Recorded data
──────────────────────────────
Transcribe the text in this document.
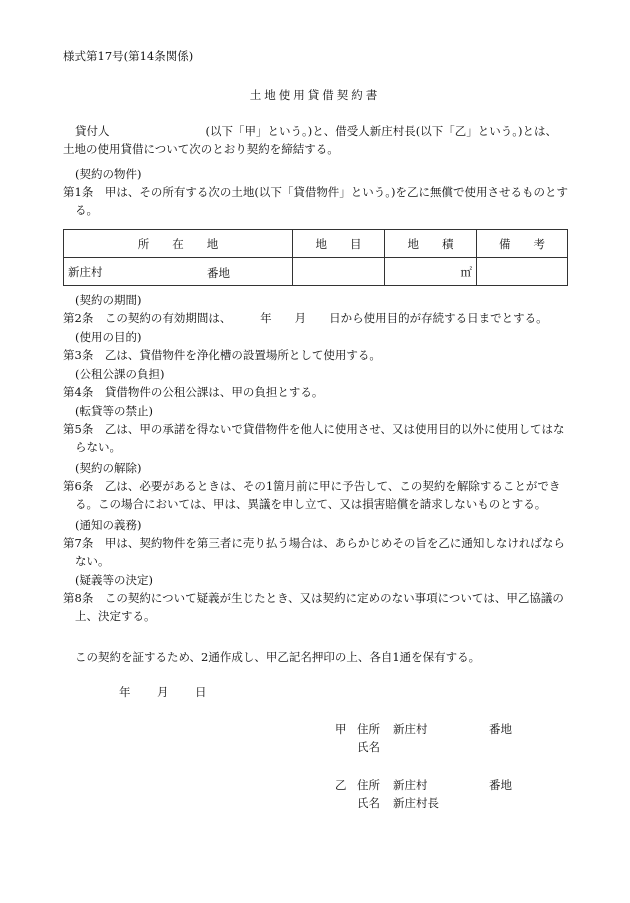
様式第17号(第14条関係)
土地使用貸借契約書
貸付人	(以下「甲」という。)と、借受人新庄村長(以下「乙」という。)とは、
土地の使用貸借について次のとおり契約を締結する。
(契約の物件)
第1条　 甲は、その所有する次の土地(以下「貸借物件」という。)を乙に無償で使用させるものとする。
所　　在　　地	地　　目	地　　積	備　　考
新庄村 番地		㎡	
(契約の期間)
第2条　 この契約の有効期間は、　　　年　　月　　日から使用目的が存続する日までとする。
(使用の目的)
第3条　 乙は、貸借物件を浄化槽の設置場所として使用する。
(公租公課の負担)
第4条　 貸借物件の公租公課は、甲の負担とする。
(転貸等の禁止)
第5条　 乙は、甲の承諾を得ないで貸借物件を他人に使用させ、又は使用目的以外に使用してはならない。
(契約の解除)
第6条　 乙は、必要があるときは、その1箇月前に甲に予告して、この契約を解除することができる。この場合においては、甲は、異議を申し立て、又は損害賠償を請求しないものとする。
(通知の義務)
第7条　 甲は、契約物件を第三者に売り払う場合は、あらかじめその旨を乙に通知しなければならない。
(疑義等の決定)
第8条　 この契約について疑義が生じたとき、又は契約に定めのない事項については、甲乙協議の上、決定する。
この契約を証するため、2通作成し、甲乙記名押印の上、各自1通を保有する。
年 月 日
甲 住所	新庄村	番地
氏名
乙 住所	新庄村	番地
氏名	新庄村長
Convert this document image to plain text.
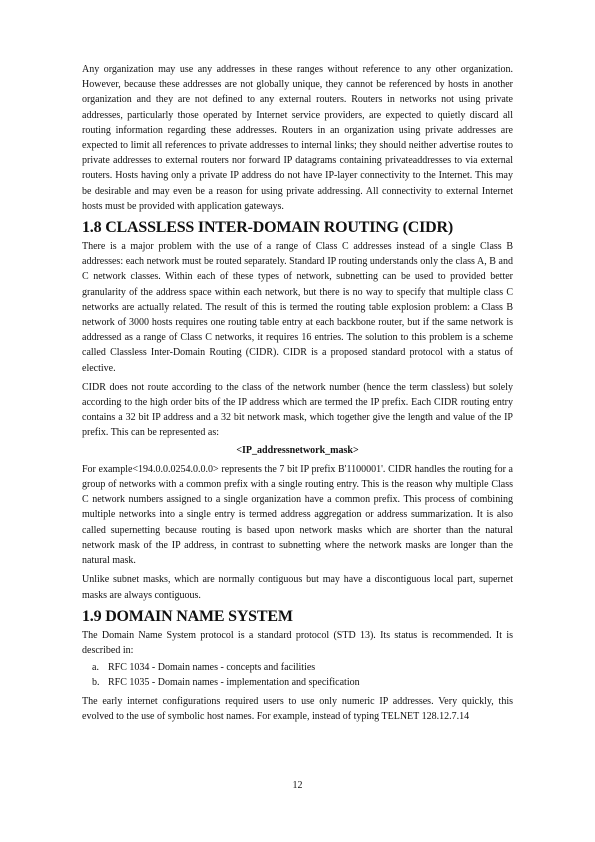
Any organization may use any addresses in these ranges without reference to any other organization. However, because these addresses are not globally unique, they cannot be referenced by hosts in another organization and they are not defined to any external routers. Routers in networks not using private addresses, particularly those operated by Internet service providers, are expected to quietly discard all routing information regarding these addresses. Routers in an organization using private addresses are expected to limit all references to private addresses to internal links; they should neither advertise routes to private addresses to external routers nor forward IP datagrams containing privateaddresses to via external routers. Hosts having only a private IP address do not have IP-layer connectivity to the Internet. This may be desirable and may even be a reason for using private addressing. All connectivity to external Internet hosts must be provided with application gateways.

1.8 CLASSLESS INTER-DOMAIN ROUTING (CIDR)

There is a major problem with the use of a range of Class C addresses instead of a single Class B addresses: each network must be routed separately. Standard IP routing understands only the class A, B and C network classes. Within each of these types of network, subnetting can be used to provided better granularity of the address space within each network, but there is no way to specify that multiple class C networks are actually related. The result of this is termed the routing table explosion problem: a Class B network of 3000 hosts requires one routing table entry at each backbone router, but if the same network is addressed as a range of Class C networks, it requires 16 entries. The solution to this problem is a scheme called Classless Inter-Domain Routing (CIDR). CIDR is a proposed standard protocol with a status of elective.

CIDR does not route according to the class of the network number (hence the term classless) but solely according to the high order bits of the IP address which are termed the IP prefix. Each CIDR routing entry contains a 32 bit IP address and a 32 bit network mask, which together give the length and value of the IP prefix. This can be represented as:

<IP_addressnetwork_mask>

For example<194.0.0.0254.0.0.0> represents the 7 bit IP prefix B'1100001'. CIDR handles the routing for a group of networks with a common prefix with a single routing entry. This is the reason why multiple Class C network numbers assigned to a single organization have a common prefix. This process of combining multiple networks into a single entry is termed address aggregation or address summarization. It is also called supernetting because routing is based upon network masks which are shorter than the natural network mask of the IP address, in contrast to subnetting where the network masks are longer than the natural mask.

Unlike subnet masks, which are normally contiguous but may have a discontiguous local part, supernet masks are always contiguous.

1.9 DOMAIN NAME SYSTEM

The Domain Name System protocol is a standard protocol (STD 13). Its status is recommended. It is described in:

a. RFC 1034 - Domain names - concepts and facilities
b. RFC 1035 - Domain names - implementation and specification

The early internet configurations required users to use only numeric IP addresses. Very quickly, this evolved to the use of symbolic host names. For example, instead of typing TELNET 128.12.7.14

12
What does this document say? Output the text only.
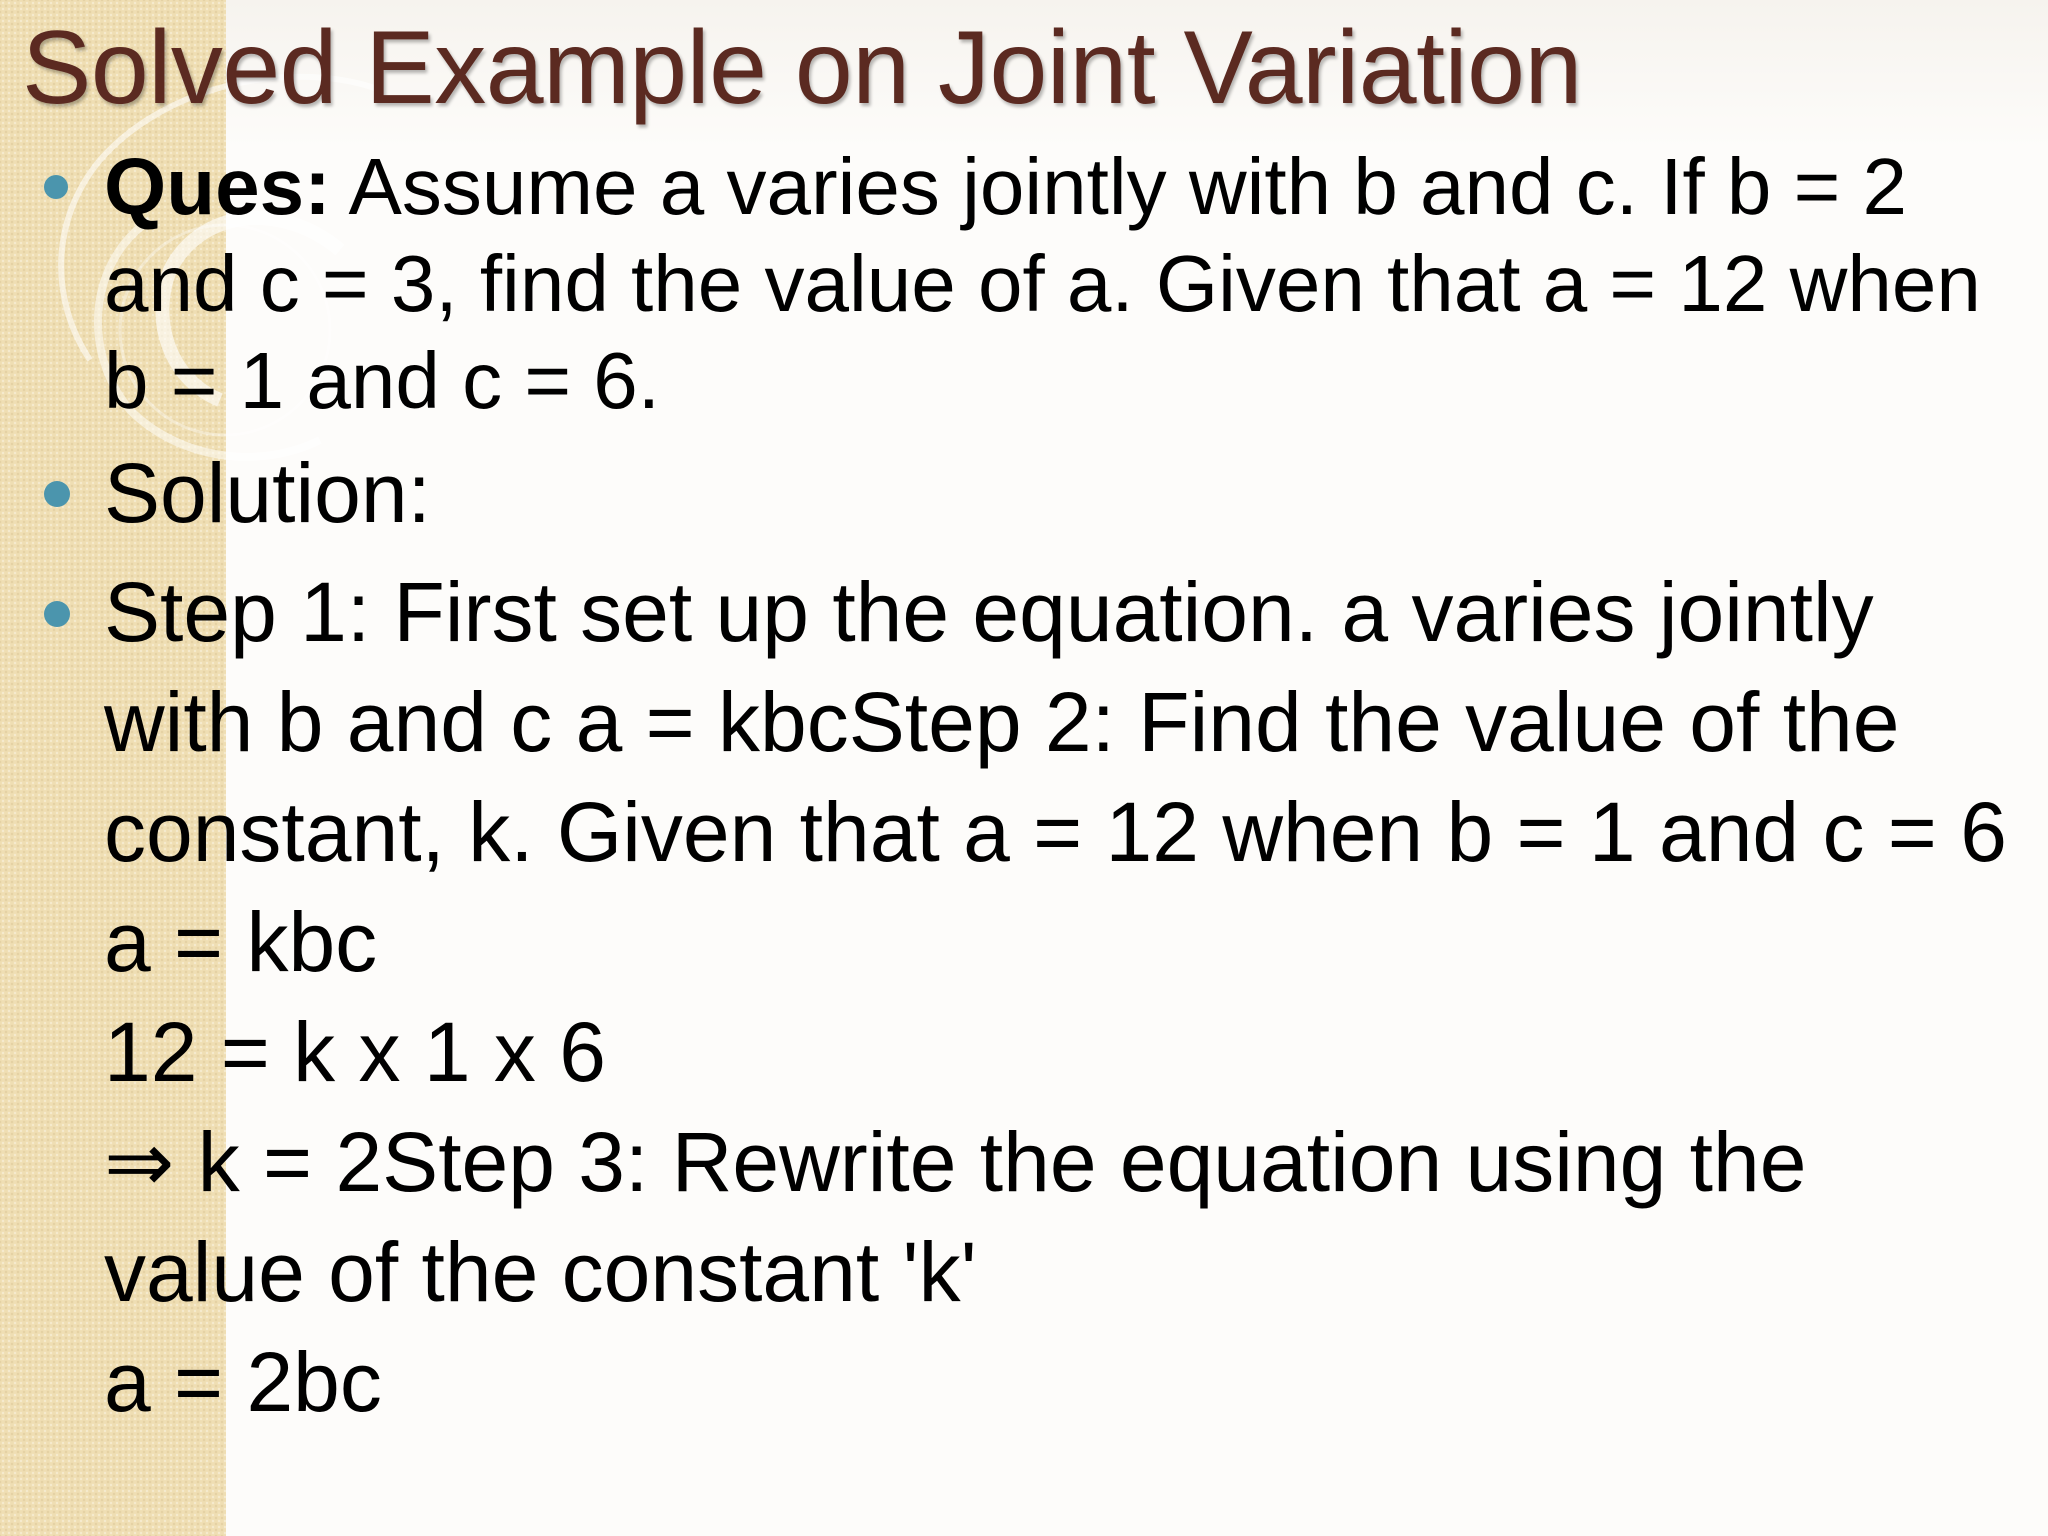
Solved Example on Joint Variation
Ques: Assume a varies jointly with b and c. If b = 2 and c = 3, find the value of a. Given that a = 12 when b = 1 and c = 6.
Solution:
Step 1: First set up the equation. a varies jointly with b and c a = kbcStep 2: Find the value of the constant, k. Given that a = 12 when b = 1 and c = 6
a = kbc
12 = k x 1 x 6
⇒ k = 2Step 3: Rewrite the equation using the value of the constant 'k'
a = 2bc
──────────────────────────────
--- Work instructions ---
In how many lines of the data does the string "constant" appear? Give only the number.

--- Task output ---
2